LISTED RECORDS:
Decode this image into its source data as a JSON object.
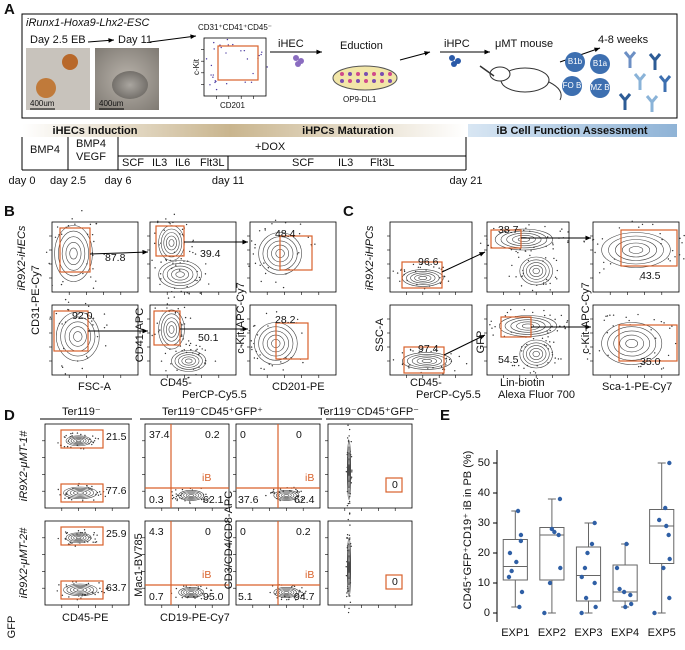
{
  "panel_labels": [
    "A",
    "B",
    "C",
    "D",
    "E"
  ],
  "A": {
    "cell_line": "iRunx1-Hoxa9-Lhx2-ESC",
    "photos": [
      {
        "label": "Day 2.5 EB",
        "scale": "400um"
      },
      {
        "label": "Day 11",
        "scale": "400um"
      }
    ],
    "flow": {
      "title": "CD31⁺CD41⁺CD45⁻",
      "x_label": "CD201",
      "y_label": "c-Kit"
    },
    "steps": [
      "iHEC",
      "Eduction",
      "OP9-DL1",
      "iHPC",
      "μMT mouse",
      "4-8 weeks"
    ],
    "b_cells": [
      "B1b",
      "B1a",
      "FO B",
      "MZ B"
    ],
    "phases": [
      "iHECs Induction",
      "iHPCs Maturation",
      "iB Cell Function Assessment"
    ],
    "factors": [
      "BMP4",
      "BMP4",
      "VEGF",
      "SCF",
      "IL3",
      "IL6",
      "Flt3L",
      "+DOX",
      "SCF",
      "IL3",
      "Flt3L"
    ],
    "days": [
      "day 0",
      "day 2.5",
      "day 6",
      "day 11",
      "day 21"
    ]
  },
  "B": {
    "row_label": "iR9X2-iHECs",
    "axis_labels": [
      "CD31-PE-Cy7",
      "FSC-A",
      "CD41-APC",
      "CD45-",
      "PerCP-Cy5.5",
      "c-Kit-APC-Cy7",
      "CD201-PE"
    ],
    "gate_values": [
      "87.8",
      "39.4",
      "48.4",
      "92.0",
      "50.1",
      "28.2"
    ]
  },
  "C": {
    "row_label": "iR9X2-iHPCs",
    "axis_labels": [
      "SSC-A",
      "CD45-",
      "PerCP-Cy5.5",
      "GFP",
      "Lin-biotin",
      "Alexa Fluor 700",
      "c-Kit-APC-Cy7",
      "Sca-1-PE-Cy7"
    ],
    "gate_values": [
      "96.6",
      "38.7",
      "43.5",
      "97.4",
      "54.5",
      "35.0"
    ]
  },
  "D": {
    "headers": [
      "Ter119⁻",
      "Ter119⁻CD45⁺GFP⁺",
      "Ter119⁻CD45⁺GFP⁻"
    ],
    "row_labels": [
      "iR9X2-μMT-1#",
      "iR9X2-μMT-2#"
    ],
    "axis_labels": [
      "GFP",
      "CD45-PE",
      "Mac1-BV785",
      "CD19-PE-Cy7",
      "CD3/CD4/CD8-APC"
    ],
    "gate_label": "iB",
    "rows": [
      {
        "gfp": [
          "21.5",
          "77.6"
        ],
        "mac1_cd19": [
          "37.4",
          "0.2",
          "0.3",
          "62.1"
        ],
        "cd3_cd19": [
          "0",
          "0",
          "37.6",
          "62.4"
        ],
        "gfp_neg": "0"
      },
      {
        "gfp": [
          "25.9",
          "63.7"
        ],
        "mac1_cd19": [
          "4.3",
          "0",
          "0.7",
          "95.0"
        ],
        "cd3_cd19": [
          "0",
          "0.2",
          "5.1",
          "94.7"
        ],
        "gfp_neg": "0"
      }
    ]
  },
  "E": {
    "type": "box",
    "y_label": "CD45⁺GFP⁺CD19⁺ iB in PB (%)",
    "categories": [
      "EXP1",
      "EXP2",
      "EXP3",
      "EXP4",
      "EXP5"
    ],
    "ylim": [
      -3,
      53
    ],
    "yticks": [
      0,
      10,
      20,
      30,
      40,
      50
    ],
    "point_color": "#2f5fa5",
    "boxes": [
      {
        "min": 2,
        "q1": 11,
        "median": 15.5,
        "q3": 24.5,
        "max": 34
      },
      {
        "min": 0,
        "q1": 11,
        "median": 26,
        "q3": 28.5,
        "max": 38
      },
      {
        "min": 0,
        "q1": 4,
        "median": 12.5,
        "q3": 22,
        "max": 30
      },
      {
        "min": 2,
        "q1": 4,
        "median": 7,
        "q3": 16,
        "max": 23
      },
      {
        "min": 0,
        "q1": 16.5,
        "median": 29,
        "q3": 34.5,
        "max": 50
      }
    ],
    "points": [
      [
        34,
        26,
        24,
        20,
        17,
        14,
        12,
        7,
        2
      ],
      [
        38,
        28,
        27,
        26,
        15,
        10,
        0
      ],
      [
        30,
        23,
        20,
        15,
        12,
        10,
        5,
        2,
        0
      ],
      [
        23,
        15,
        8,
        7,
        6,
        3,
        2
      ],
      [
        50,
        35,
        31,
        29,
        26,
        18,
        15,
        5,
        0
      ]
    ]
  }
}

EXERCISE DETAILS:
Using the entries above, state how many lines include the word "median", with no other words.

ANSWER TO THE PROBLEM:
5